··· Raw records ···

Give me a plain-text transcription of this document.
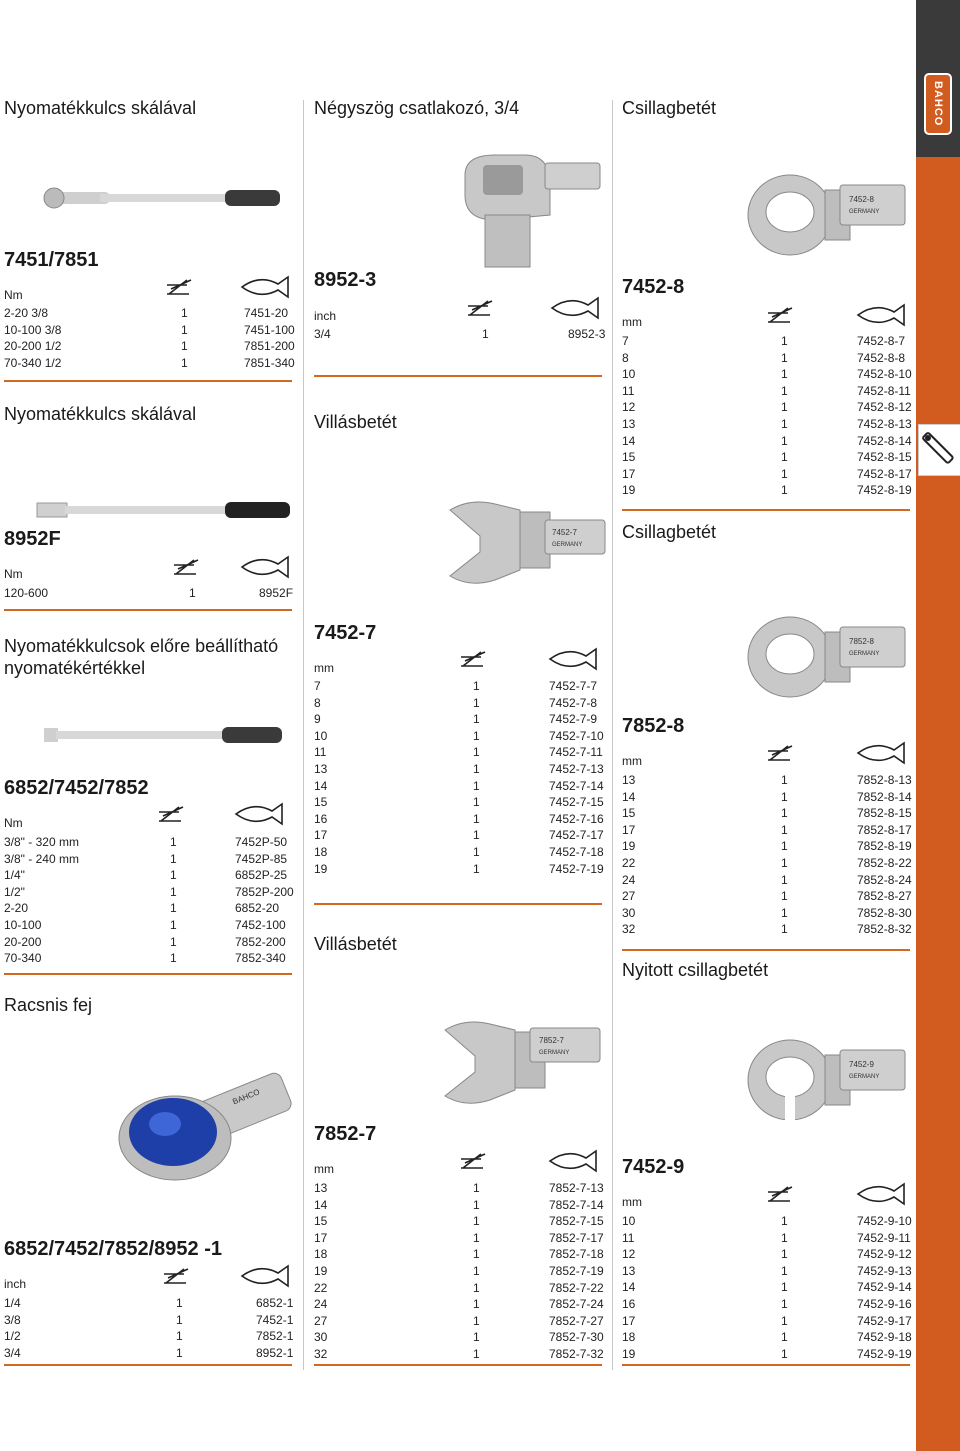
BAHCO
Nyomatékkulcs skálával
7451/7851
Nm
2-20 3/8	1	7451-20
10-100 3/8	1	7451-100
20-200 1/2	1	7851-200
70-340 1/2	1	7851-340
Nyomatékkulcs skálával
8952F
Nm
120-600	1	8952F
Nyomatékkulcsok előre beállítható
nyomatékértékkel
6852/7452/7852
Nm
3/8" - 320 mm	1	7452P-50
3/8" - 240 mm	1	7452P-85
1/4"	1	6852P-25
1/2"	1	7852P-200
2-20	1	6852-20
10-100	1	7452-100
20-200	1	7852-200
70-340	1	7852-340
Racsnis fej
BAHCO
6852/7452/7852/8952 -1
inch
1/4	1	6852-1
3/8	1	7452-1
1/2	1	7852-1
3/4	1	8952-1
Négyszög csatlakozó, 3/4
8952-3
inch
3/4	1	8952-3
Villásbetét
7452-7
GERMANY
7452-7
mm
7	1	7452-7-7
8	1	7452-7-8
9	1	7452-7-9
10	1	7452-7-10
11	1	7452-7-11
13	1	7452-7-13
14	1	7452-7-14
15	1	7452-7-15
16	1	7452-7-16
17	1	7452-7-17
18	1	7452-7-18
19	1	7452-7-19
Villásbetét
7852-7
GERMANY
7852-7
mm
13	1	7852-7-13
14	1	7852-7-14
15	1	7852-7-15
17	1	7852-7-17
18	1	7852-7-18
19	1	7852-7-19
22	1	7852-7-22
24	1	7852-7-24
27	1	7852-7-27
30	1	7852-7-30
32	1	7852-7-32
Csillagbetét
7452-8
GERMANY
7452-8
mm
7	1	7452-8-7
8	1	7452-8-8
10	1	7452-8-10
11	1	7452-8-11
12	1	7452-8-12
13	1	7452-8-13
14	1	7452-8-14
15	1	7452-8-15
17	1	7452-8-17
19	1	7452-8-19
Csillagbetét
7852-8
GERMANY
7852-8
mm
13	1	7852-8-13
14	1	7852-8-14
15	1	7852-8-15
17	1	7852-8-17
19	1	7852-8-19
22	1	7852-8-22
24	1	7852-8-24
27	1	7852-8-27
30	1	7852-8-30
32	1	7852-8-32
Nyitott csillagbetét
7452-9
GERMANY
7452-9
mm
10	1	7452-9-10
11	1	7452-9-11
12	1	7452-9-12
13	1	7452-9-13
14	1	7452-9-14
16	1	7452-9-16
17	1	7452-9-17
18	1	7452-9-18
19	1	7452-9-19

···

→ **Written instruction**:
Output the data above without changes, apart from leaving out the pictures.

→ **Task solution**:
Give me a plain-text transcription of this document.
BAHCO
Nyomatékkulcs skálával
7451/7851
Nm
2-20 3/8	1	7451-20
10-100 3/8	1	7451-100
20-200 1/2	1	7851-200
70-340 1/2	1	7851-340
Nyomatékkulcs skálával
8952F
Nm
120-600	1	8952F
Nyomatékkulcsok előre beállítható
nyomatékértékkel
6852/7452/7852
Nm
3/8" - 320 mm	1	7452P-50
3/8" - 240 mm	1	7452P-85
1/4"	1	6852P-25
1/2"	1	7852P-200
2-20	1	6852-20
10-100	1	7452-100
20-200	1	7852-200
70-340	1	7852-340
Racsnis fej
BAHCO
6852/7452/7852/8952 -1
inch
1/4	1	6852-1
3/8	1	7452-1
1/2	1	7852-1
3/4	1	8952-1
Négyszög csatlakozó, 3/4
8952-3
inch
3/4	1	8952-3
Villásbetét
7452-7
GERMANY
7452-7
mm
7	1	7452-7-7
8	1	7452-7-8
9	1	7452-7-9
10	1	7452-7-10
11	1	7452-7-11
13	1	7452-7-13
14	1	7452-7-14
15	1	7452-7-15
16	1	7452-7-16
17	1	7452-7-17
18	1	7452-7-18
19	1	7452-7-19
Villásbetét
7852-7
GERMANY
7852-7
mm
13	1	7852-7-13
14	1	7852-7-14
15	1	7852-7-15
17	1	7852-7-17
18	1	7852-7-18
19	1	7852-7-19
22	1	7852-7-22
24	1	7852-7-24
27	1	7852-7-27
30	1	7852-7-30
32	1	7852-7-32
Csillagbetét
7452-8
GERMANY
7452-8
mm
7	1	7452-8-7
8	1	7452-8-8
10	1	7452-8-10
11	1	7452-8-11
12	1	7452-8-12
13	1	7452-8-13
14	1	7452-8-14
15	1	7452-8-15
17	1	7452-8-17
19	1	7452-8-19
Csillagbetét
7852-8
GERMANY
7852-8
mm
13	1	7852-8-13
14	1	7852-8-14
15	1	7852-8-15
17	1	7852-8-17
19	1	7852-8-19
22	1	7852-8-22
24	1	7852-8-24
27	1	7852-8-27
30	1	7852-8-30
32	1	7852-8-32
Nyitott csillagbetét
7452-9
GERMANY
7452-9
mm
10	1	7452-9-10
11	1	7452-9-11
12	1	7452-9-12
13	1	7452-9-13
14	1	7452-9-14
16	1	7452-9-16
17	1	7452-9-17
18	1	7452-9-18
19	1	7452-9-19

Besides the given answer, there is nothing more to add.